→ Goal of the exercise:
Repeat each record below exactly as given.

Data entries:
• • • •

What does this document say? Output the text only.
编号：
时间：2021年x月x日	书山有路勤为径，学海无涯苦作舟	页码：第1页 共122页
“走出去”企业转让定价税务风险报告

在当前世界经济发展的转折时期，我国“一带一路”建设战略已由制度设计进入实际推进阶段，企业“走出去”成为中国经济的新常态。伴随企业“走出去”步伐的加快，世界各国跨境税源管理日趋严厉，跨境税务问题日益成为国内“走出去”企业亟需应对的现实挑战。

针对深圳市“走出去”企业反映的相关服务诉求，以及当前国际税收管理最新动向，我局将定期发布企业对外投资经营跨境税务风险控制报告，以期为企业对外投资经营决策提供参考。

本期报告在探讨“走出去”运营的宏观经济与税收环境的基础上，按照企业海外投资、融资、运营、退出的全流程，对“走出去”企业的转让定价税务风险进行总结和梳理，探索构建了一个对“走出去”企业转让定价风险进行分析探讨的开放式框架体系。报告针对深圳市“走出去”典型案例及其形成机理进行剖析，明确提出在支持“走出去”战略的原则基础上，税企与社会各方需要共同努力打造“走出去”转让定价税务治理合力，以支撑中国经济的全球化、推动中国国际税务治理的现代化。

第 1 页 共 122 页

• • • •

→ Result of this task:
What does this document say? Output the text only.
编号：
时间：2021年x月x日	书山有路勤为径，学海无涯苦作舟	页码：第1页 共122页
“走出去”企业转让定价税务风险报告

在当前世界经济发展的转折时期，我国“一带一路”建设战略已由制度设计进入实际推进阶段，企业“走出去”成为中国经济的新常态。伴随企业“走出去”步伐的加快，世界各国跨境税源管理日趋严厉，跨境税务问题日益成为国内“走出去”企业亟需应对的现实挑战。

针对深圳市“走出去”企业反映的相关服务诉求，以及当前国际税收管理最新动向，我局将定期发布企业对外投资经营跨境税务风险控制报告，以期为企业对外投资经营决策提供参考。

本期报告在探讨“走出去”运营的宏观经济与税收环境的基础上，按照企业海外投资、融资、运营、退出的全流程，对“走出去”企业的转让定价税务风险进行总结和梳理，探索构建了一个对“走出去”企业转让定价风险进行分析探讨的开放式框架体系。报告针对深圳市“走出去”典型案例及其形成机理进行剖析，明确提出在支持“走出去”战略的原则基础上，税企与社会各方需要共同努力打造“走出去”转让定价税务治理合力，以支撑中国经济的全球化、推动中国国际税务治理的现代化。

第 1 页 共 122 页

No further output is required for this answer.